## begin DATA SHOWN
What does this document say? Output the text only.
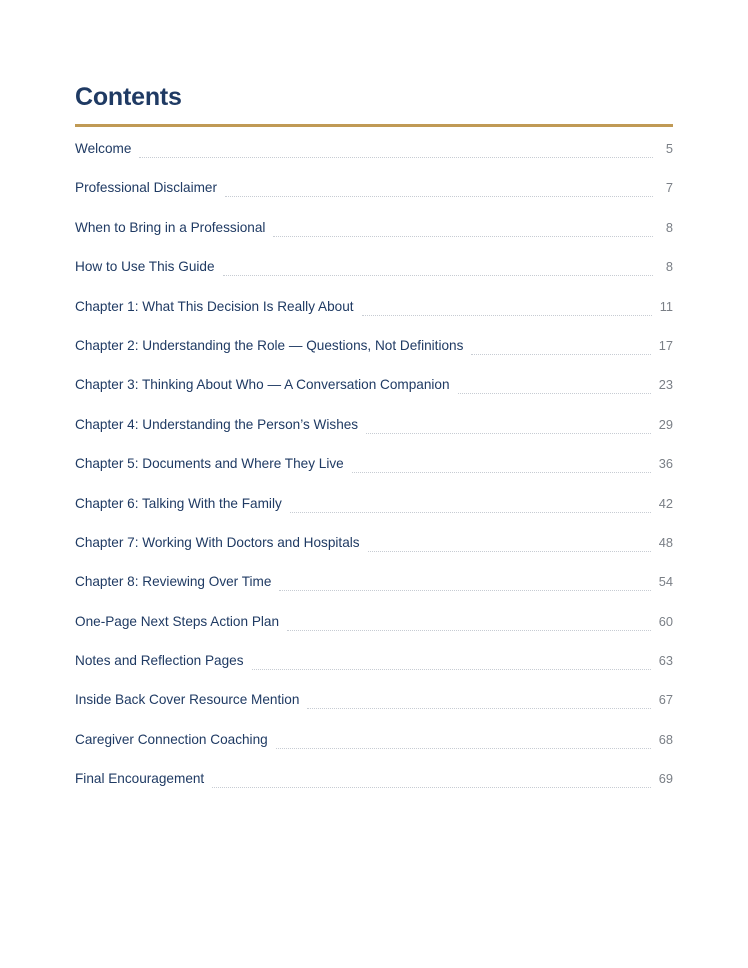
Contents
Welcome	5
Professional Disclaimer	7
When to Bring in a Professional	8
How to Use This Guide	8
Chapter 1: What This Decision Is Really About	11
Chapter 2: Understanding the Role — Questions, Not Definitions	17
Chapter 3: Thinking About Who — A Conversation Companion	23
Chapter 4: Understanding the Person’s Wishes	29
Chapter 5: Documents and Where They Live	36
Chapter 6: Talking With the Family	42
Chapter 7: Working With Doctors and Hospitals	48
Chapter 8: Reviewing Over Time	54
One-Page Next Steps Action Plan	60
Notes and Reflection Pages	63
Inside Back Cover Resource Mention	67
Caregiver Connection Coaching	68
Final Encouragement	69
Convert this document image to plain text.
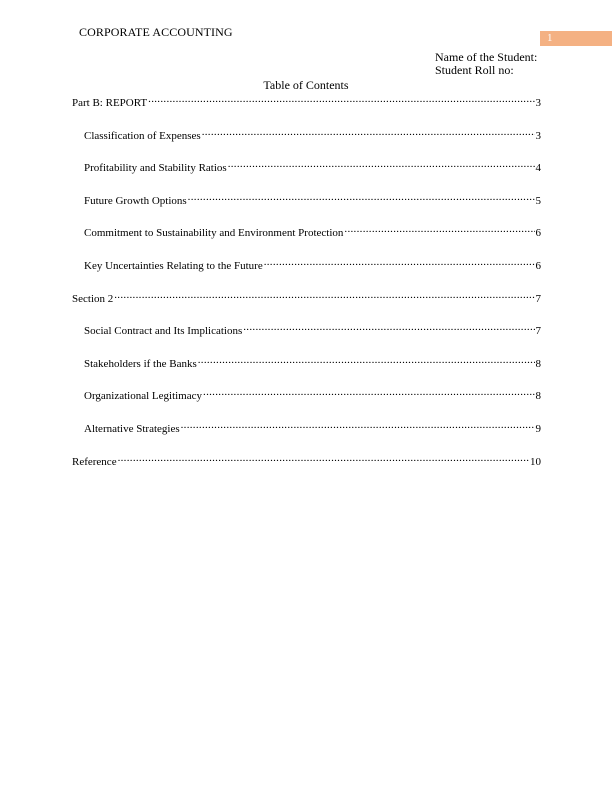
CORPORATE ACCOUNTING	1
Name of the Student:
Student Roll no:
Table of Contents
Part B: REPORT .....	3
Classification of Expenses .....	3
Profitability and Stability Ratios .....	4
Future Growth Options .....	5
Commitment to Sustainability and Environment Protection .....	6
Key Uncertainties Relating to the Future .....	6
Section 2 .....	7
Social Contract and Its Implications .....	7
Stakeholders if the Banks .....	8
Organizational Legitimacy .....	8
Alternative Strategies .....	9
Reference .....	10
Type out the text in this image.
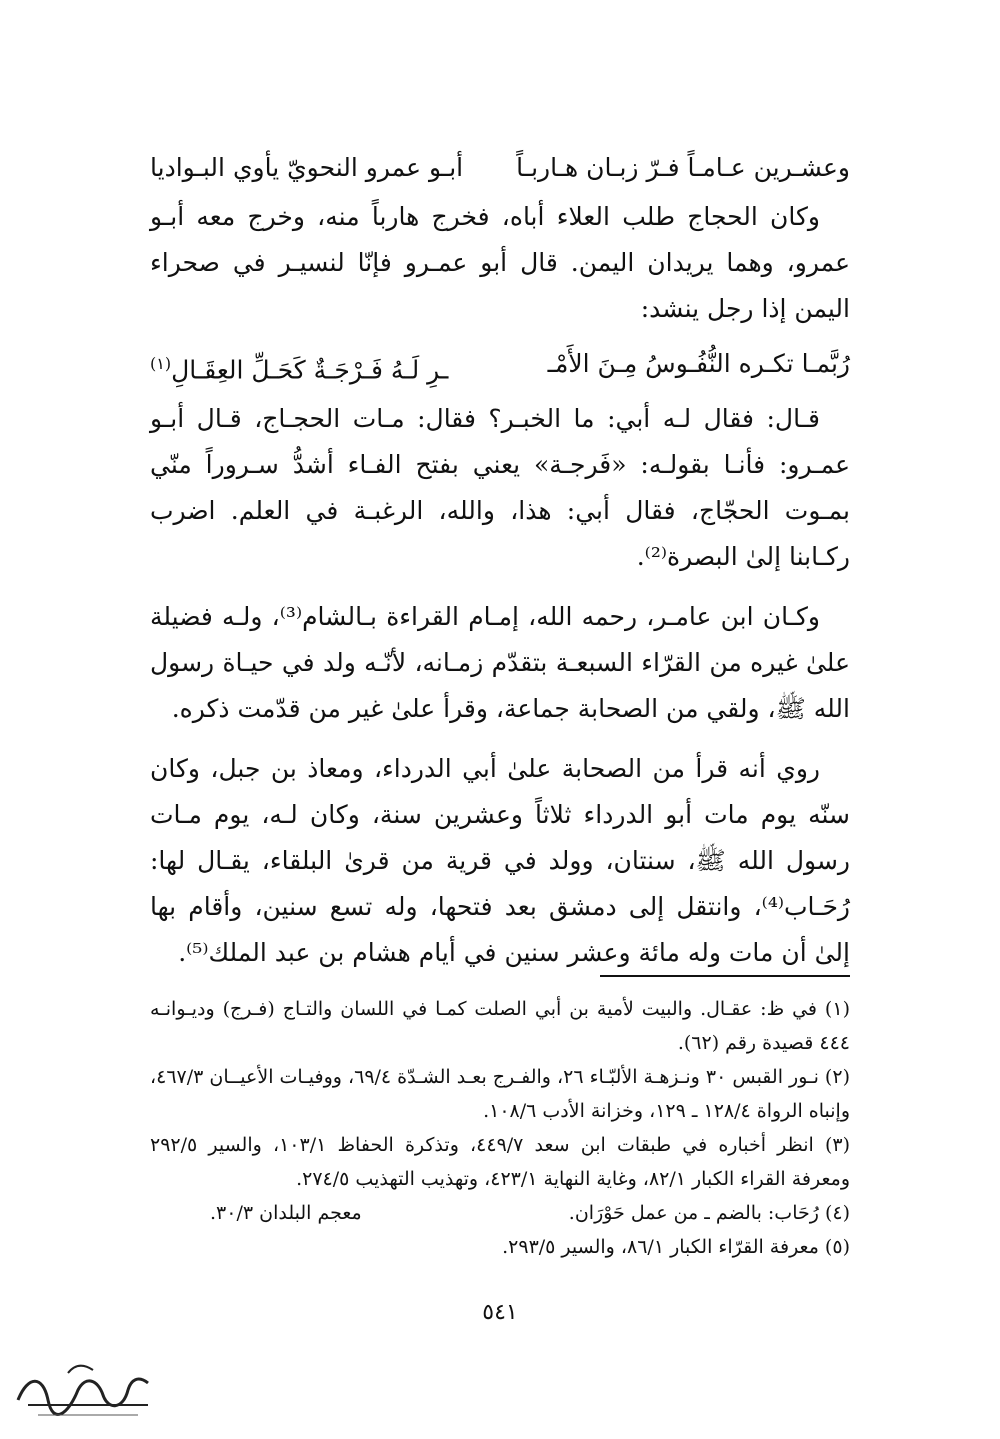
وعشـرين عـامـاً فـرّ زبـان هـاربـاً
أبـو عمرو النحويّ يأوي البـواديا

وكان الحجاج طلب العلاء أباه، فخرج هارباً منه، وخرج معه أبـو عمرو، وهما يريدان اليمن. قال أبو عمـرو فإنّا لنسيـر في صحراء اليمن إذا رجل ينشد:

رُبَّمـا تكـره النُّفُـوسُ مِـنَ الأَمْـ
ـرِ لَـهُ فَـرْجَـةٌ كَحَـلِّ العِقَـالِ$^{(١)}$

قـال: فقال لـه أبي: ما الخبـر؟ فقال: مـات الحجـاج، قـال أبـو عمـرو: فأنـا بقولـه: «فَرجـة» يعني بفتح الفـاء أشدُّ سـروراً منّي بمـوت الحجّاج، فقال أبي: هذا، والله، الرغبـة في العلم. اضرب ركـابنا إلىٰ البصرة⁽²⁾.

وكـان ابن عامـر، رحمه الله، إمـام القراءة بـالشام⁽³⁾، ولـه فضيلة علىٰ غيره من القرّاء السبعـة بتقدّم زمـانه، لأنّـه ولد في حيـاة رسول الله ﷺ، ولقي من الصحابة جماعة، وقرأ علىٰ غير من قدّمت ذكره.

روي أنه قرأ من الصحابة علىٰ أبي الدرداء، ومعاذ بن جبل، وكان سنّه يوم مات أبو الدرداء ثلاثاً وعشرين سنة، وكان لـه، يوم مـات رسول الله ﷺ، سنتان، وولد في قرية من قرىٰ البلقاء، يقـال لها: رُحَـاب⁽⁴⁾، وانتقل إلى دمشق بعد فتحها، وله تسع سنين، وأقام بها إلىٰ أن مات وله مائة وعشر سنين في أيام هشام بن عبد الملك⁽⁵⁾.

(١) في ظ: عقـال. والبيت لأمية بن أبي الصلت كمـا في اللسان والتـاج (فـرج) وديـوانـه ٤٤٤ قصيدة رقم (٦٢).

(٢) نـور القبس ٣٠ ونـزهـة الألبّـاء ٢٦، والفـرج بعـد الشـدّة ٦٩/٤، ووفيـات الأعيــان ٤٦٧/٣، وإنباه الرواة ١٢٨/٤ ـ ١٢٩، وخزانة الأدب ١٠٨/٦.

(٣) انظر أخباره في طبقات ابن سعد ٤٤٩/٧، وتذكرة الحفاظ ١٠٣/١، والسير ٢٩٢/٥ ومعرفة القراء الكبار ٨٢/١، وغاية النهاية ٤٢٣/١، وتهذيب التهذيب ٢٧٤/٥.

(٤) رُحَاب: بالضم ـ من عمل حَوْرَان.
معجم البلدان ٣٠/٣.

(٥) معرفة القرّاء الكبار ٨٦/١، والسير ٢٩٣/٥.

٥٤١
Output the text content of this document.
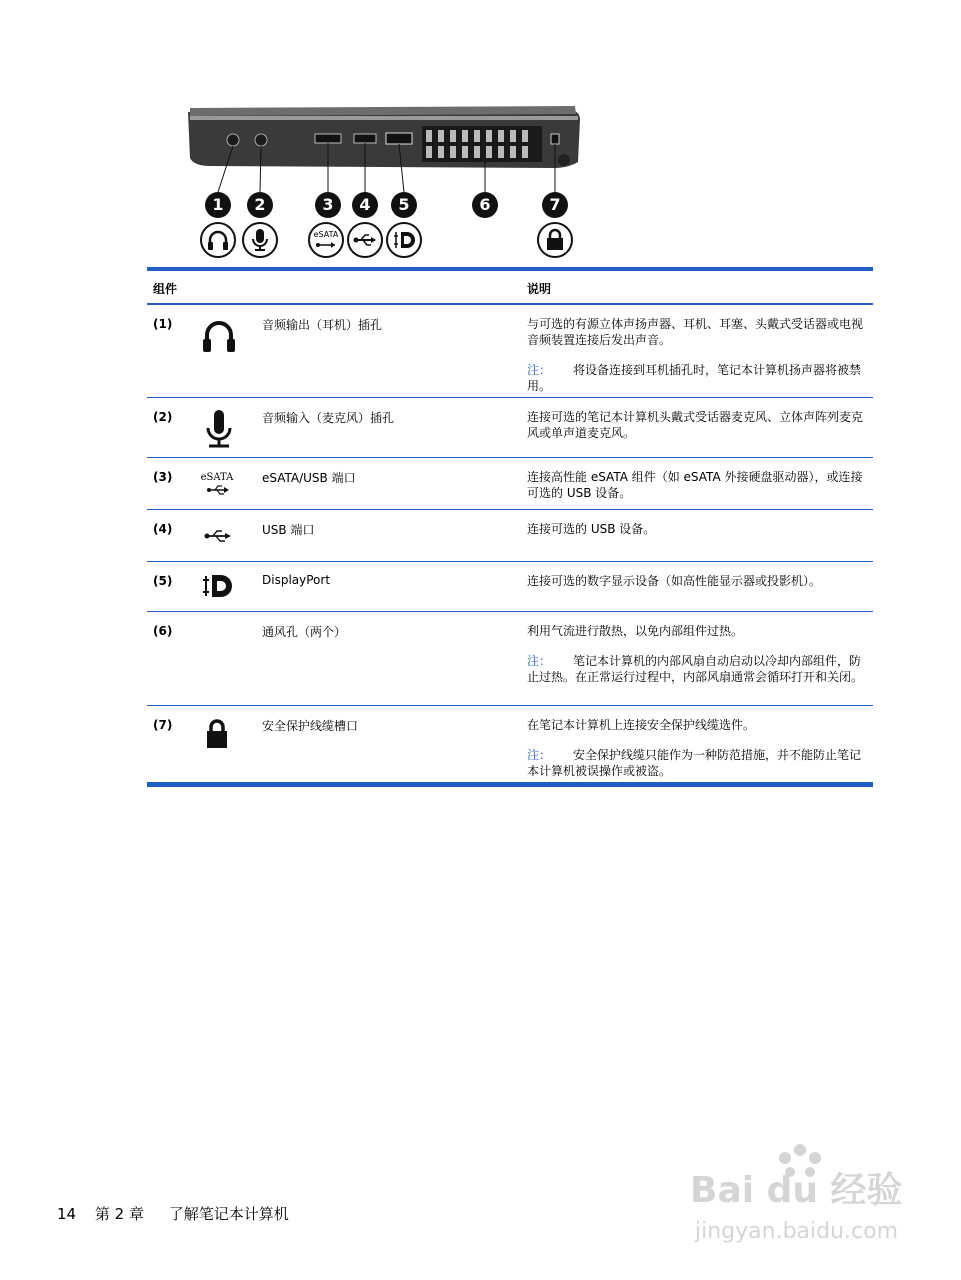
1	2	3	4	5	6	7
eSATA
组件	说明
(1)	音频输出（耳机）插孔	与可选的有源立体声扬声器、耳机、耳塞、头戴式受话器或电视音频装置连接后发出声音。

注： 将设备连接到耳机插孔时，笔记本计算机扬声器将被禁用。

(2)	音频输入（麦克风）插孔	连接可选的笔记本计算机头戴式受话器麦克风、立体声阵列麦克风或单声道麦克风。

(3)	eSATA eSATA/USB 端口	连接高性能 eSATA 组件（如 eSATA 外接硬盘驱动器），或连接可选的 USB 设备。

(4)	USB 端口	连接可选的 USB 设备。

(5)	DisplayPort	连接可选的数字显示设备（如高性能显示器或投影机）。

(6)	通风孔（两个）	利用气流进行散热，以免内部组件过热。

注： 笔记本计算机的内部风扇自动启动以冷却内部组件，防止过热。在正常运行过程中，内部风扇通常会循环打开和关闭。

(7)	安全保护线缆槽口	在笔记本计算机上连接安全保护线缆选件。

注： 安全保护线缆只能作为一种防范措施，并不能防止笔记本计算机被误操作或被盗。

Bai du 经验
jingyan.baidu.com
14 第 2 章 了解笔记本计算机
## end DATA SHOWN
Repeat each record exactly, with the pictures left out.

What does this document say? Output the text only.
Contents
Welcome	5
Professional Disclaimer	7
When to Bring in a Professional	8
How to Use This Guide	8
Chapter 1: What This Decision Is Really About	11
Chapter 2: Understanding the Role — Questions, Not Definitions	17
Chapter 3: Thinking About Who — A Conversation Companion	23
Chapter 4: Understanding the Person’s Wishes	29
Chapter 5: Documents and Where They Live	36
Chapter 6: Talking With the Family	42
Chapter 7: Working With Doctors and Hospitals	48
Chapter 8: Reviewing Over Time	54
One-Page Next Steps Action Plan	60
Notes and Reflection Pages	63
Inside Back Cover Resource Mention	67
Caregiver Connection Coaching	68
Final Encouragement	69
Convert this document image to plain text.
CORPORATE ACCOUNTING	1
Name of the Student:
Student Roll no:
Table of Contents
Part B: REPORT .....	3
Classification of Expenses .....	3
Profitability and Stability Ratios .....	4
Future Growth Options .....	5
Commitment to Sustainability and Environment Protection .....	6
Key Uncertainties Relating to the Future .....	6
Section 2 .....	7
Social Contract and Its Implications .....	7
Stakeholders if the Banks .....	8
Organizational Legitimacy .....	8
Alternative Strategies .....	9
Reference .....	10
Type out the text in this image.
وعشـرين عـامـاً فـرّ زبـان هـاربـاً
أبـو عمرو النحويّ يأوي البـواديا

وكان الحجاج طلب العلاء أباه، فخرج هارباً منه، وخرج معه أبـو عمرو، وهما يريدان اليمن. قال أبو عمـرو فإنّا لنسيـر في صحراء اليمن إذا رجل ينشد:

رُبَّمـا تكـره النُّفُـوسُ مِـنَ الأَمْـ
ـرِ لَـهُ فَـرْجَـةٌ كَحَـلِّ العِقَـالِ$^{(١)}$

قـال: فقال لـه أبي: ما الخبـر؟ فقال: مـات الحجـاج، قـال أبـو عمـرو: فأنـا بقولـه: «فَرجـة» يعني بفتح الفـاء أشدُّ سـروراً منّي بمـوت الحجّاج، فقال أبي: هذا، والله، الرغبـة في العلم. اضرب ركـابنا إلىٰ البصرة⁽²⁾.

وكـان ابن عامـر، رحمه الله، إمـام القراءة بـالشام⁽³⁾، ولـه فضيلة علىٰ غيره من القرّاء السبعـة بتقدّم زمـانه، لأنّـه ولد في حيـاة رسول الله ﷺ، ولقي من الصحابة جماعة، وقرأ علىٰ غير من قدّمت ذكره.

روي أنه قرأ من الصحابة علىٰ أبي الدرداء، ومعاذ بن جبل، وكان سنّه يوم مات أبو الدرداء ثلاثاً وعشرين سنة، وكان لـه، يوم مـات رسول الله ﷺ، سنتان، وولد في قرية من قرىٰ البلقاء، يقـال لها: رُحَـاب⁽⁴⁾، وانتقل إلى دمشق بعد فتحها، وله تسع سنين، وأقام بها إلىٰ أن مات وله مائة وعشر سنين في أيام هشام بن عبد الملك⁽⁵⁾.

(١) في ظ: عقـال. والبيت لأمية بن أبي الصلت كمـا في اللسان والتـاج (فـرج) وديـوانـه ٤٤٤ قصيدة رقم (٦٢).

(٢) نـور القبس ٣٠ ونـزهـة الألبّـاء ٢٦، والفـرج بعـد الشـدّة ٦٩/٤، ووفيـات الأعيــان ٤٦٧/٣، وإنباه الرواة ١٢٨/٤ ـ ١٢٩، وخزانة الأدب ١٠٨/٦.

(٣) انظر أخباره في طبقات ابن سعد ٤٤٩/٧، وتذكرة الحفاظ ١٠٣/١، والسير ٢٩٢/٥ ومعرفة القراء الكبار ٨٢/١، وغاية النهاية ٤٢٣/١، وتهذيب التهذيب ٢٧٤/٥.

(٤) رُحَاب: بالضم ـ من عمل حَوْرَان.
معجم البلدان ٣٠/٣.

(٥) معرفة القرّاء الكبار ٨٦/١، والسير ٢٩٣/٥.

٥٤١
Output the text content of this document.
1	2	3	4	5	6	7
eSATA
组件	说明
(1)	音频输出（耳机）插孔	与可选的有源立体声扬声器、耳机、耳塞、头戴式受话器或电视音频装置连接后发出声音。

注： 将设备连接到耳机插孔时，笔记本计算机扬声器将被禁用。

(2)	音频输入（麦克风）插孔	连接可选的笔记本计算机头戴式受话器麦克风、立体声阵列麦克风或单声道麦克风。

(3)	eSATA eSATA/USB 端口	连接高性能 eSATA 组件（如 eSATA 外接硬盘驱动器），或连接可选的 USB 设备。

(4)	USB 端口	连接可选的 USB 设备。

(5)	DisplayPort	连接可选的数字显示设备（如高性能显示器或投影机）。

(6)	通风孔（两个）	利用气流进行散热，以免内部组件过热。

注： 笔记本计算机的内部风扇自动启动以冷却内部组件，防止过热。在正常运行过程中，内部风扇通常会循环打开和关闭。

(7)	安全保护线缆槽口	在笔记本计算机上连接安全保护线缆选件。

注： 安全保护线缆只能作为一种防范措施，并不能防止笔记本计算机被误操作或被盗。

Bai du 经验
jingyan.baidu.com
14 第 2 章 了解笔记本计算机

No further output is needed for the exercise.